## The problem
Locate the word "минуту" in the data below, then copy every line that holds it.

Stored data
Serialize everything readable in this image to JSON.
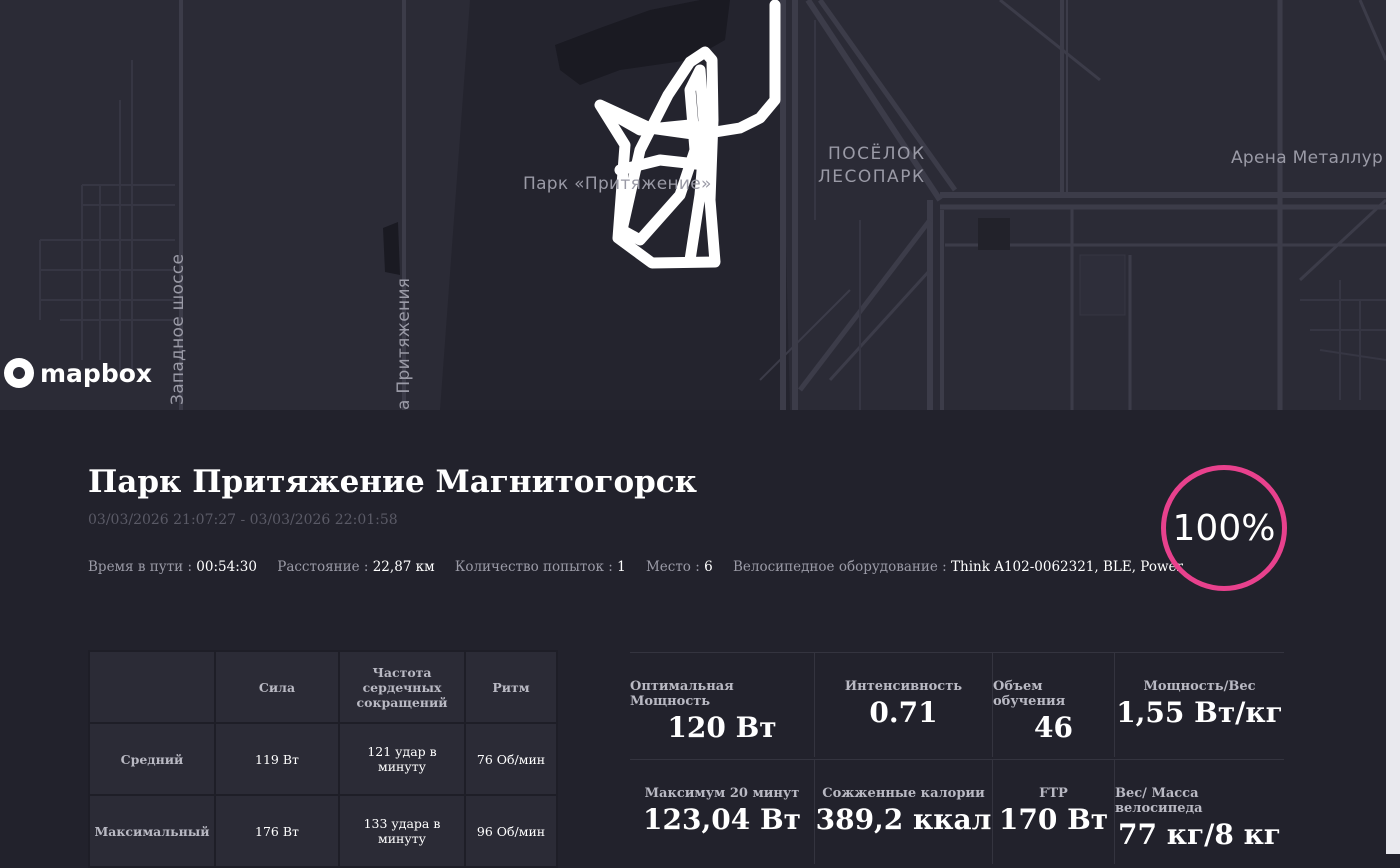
{
  "map": {
    "labels": {
      "park": "Парк «Притяжение»",
      "poselok_line1": "ПОСЁЛОК",
      "poselok_line2": "ЛЕСОПАРК",
      "arena": "Арена Металлур",
      "zapadnoe": "Западное шоссе",
      "prityazheniya": "а Притяжения"
    },
    "attribution": "mapbox"
  },
  "ride": {
    "title": "Парк Притяжение Магнитогорск",
    "datetime": "03/03/2026 21:07:27 - 03/03/2026 22:01:58",
    "progress": "100%",
    "meta": [
      {
        "label": "Время в пути : ",
        "value": "00:54:30"
      },
      {
        "label": "Расстояние : ",
        "value": "22,87 км"
      },
      {
        "label": "Количество попыток : ",
        "value": "1"
      },
      {
        "label": "Место : ",
        "value": "6"
      },
      {
        "label": "Велосипедное оборудование : ",
        "value": "Think A102-0062321, BLE, Power"
      }
    ]
  },
  "stats_table": {
    "headers": [
      "",
      "Сила",
      "Частота сердечных сокращений",
      "Ритм"
    ],
    "rows": [
      {
        "label": "Средний",
        "power": "119 Вт",
        "hr": "121 удар в минуту",
        "cadence": "76 Об/мин"
      },
      {
        "label": "Максимальный",
        "power": "176 Вт",
        "hr": "133 удара в минуту",
        "cadence": "96 Об/мин"
      }
    ]
  },
  "metrics": {
    "row1": [
      {
        "label": "Оптимальная Мощность",
        "value": "120 Вт"
      },
      {
        "label": "Интенсивность",
        "value": "0.71"
      },
      {
        "label": "Объем обучения",
        "value": "46"
      },
      {
        "label": "Мощность/Вес",
        "value": "1,55 Вт/кг"
      }
    ],
    "row2": [
      {
        "label": "Максимум 20 минут",
        "value": "123,04 Вт"
      },
      {
        "label": "Сожженные калории",
        "value": "389,2 ккал"
      },
      {
        "label": "FTP",
        "value": "170 Вт"
      },
      {
        "label": "Вес/ Масса велосипеда",
        "value": "77 кг/8 кг"
      }
    ]
  },
  "colors": {
    "accent": "#e8418d",
    "background": "#22222c",
    "map": "#2b2b36"
  }
}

## The output
        "hr": "121 удар в минуту",
        "hr": "133 удара в минуту",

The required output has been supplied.